>> BEGIN Record extracts

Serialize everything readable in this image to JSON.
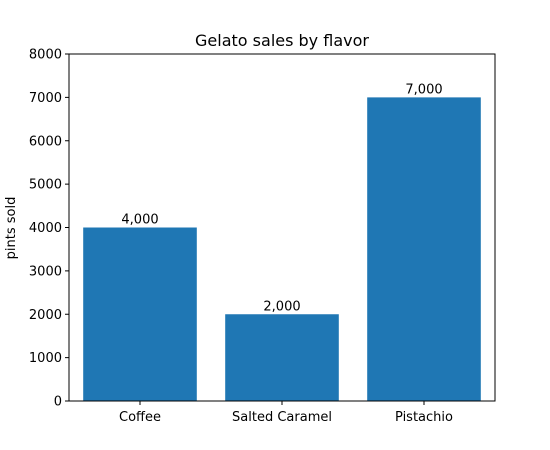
{
  "chart_data": {
    "type": "bar",
    "title": "Gelato sales by flavor",
    "xlabel": "",
    "ylabel": "pints sold",
    "categories": [
      "Coffee",
      "Salted Caramel",
      "Pistachio"
    ],
    "values": [
      4000,
      2000,
      7000
    ],
    "value_labels": [
      "4,000",
      "2,000",
      "7,000"
    ],
    "ylim": [
      0,
      8000
    ],
    "yticks": [
      0,
      1000,
      2000,
      3000,
      4000,
      5000,
      6000,
      7000,
      8000
    ],
    "ytick_labels": [
      "0",
      "1000",
      "2000",
      "3000",
      "4000",
      "5000",
      "6000",
      "7000",
      "8000"
    ],
    "bar_color": "#1f77b4",
    "grid": false,
    "legend": false
  }
}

>> END Record extracts

Written problem
Excluding the pictures, restate the records above word for word.

Final result
Serialize everything readable in this image to JSON.
{
  "chart_data": {
    "type": "bar",
    "title": "Gelato sales by flavor",
    "xlabel": "",
    "ylabel": "pints sold",
    "categories": [
      "Coffee",
      "Salted Caramel",
      "Pistachio"
    ],
    "values": [
      4000,
      2000,
      7000
    ],
    "value_labels": [
      "4,000",
      "2,000",
      "7,000"
    ],
    "ylim": [
      0,
      8000
    ],
    "yticks": [
      0,
      1000,
      2000,
      3000,
      4000,
      5000,
      6000,
      7000,
      8000
    ],
    "ytick_labels": [
      "0",
      "1000",
      "2000",
      "3000",
      "4000",
      "5000",
      "6000",
      "7000",
      "8000"
    ],
    "bar_color": "#1f77b4",
    "grid": false,
    "legend": false
  }
}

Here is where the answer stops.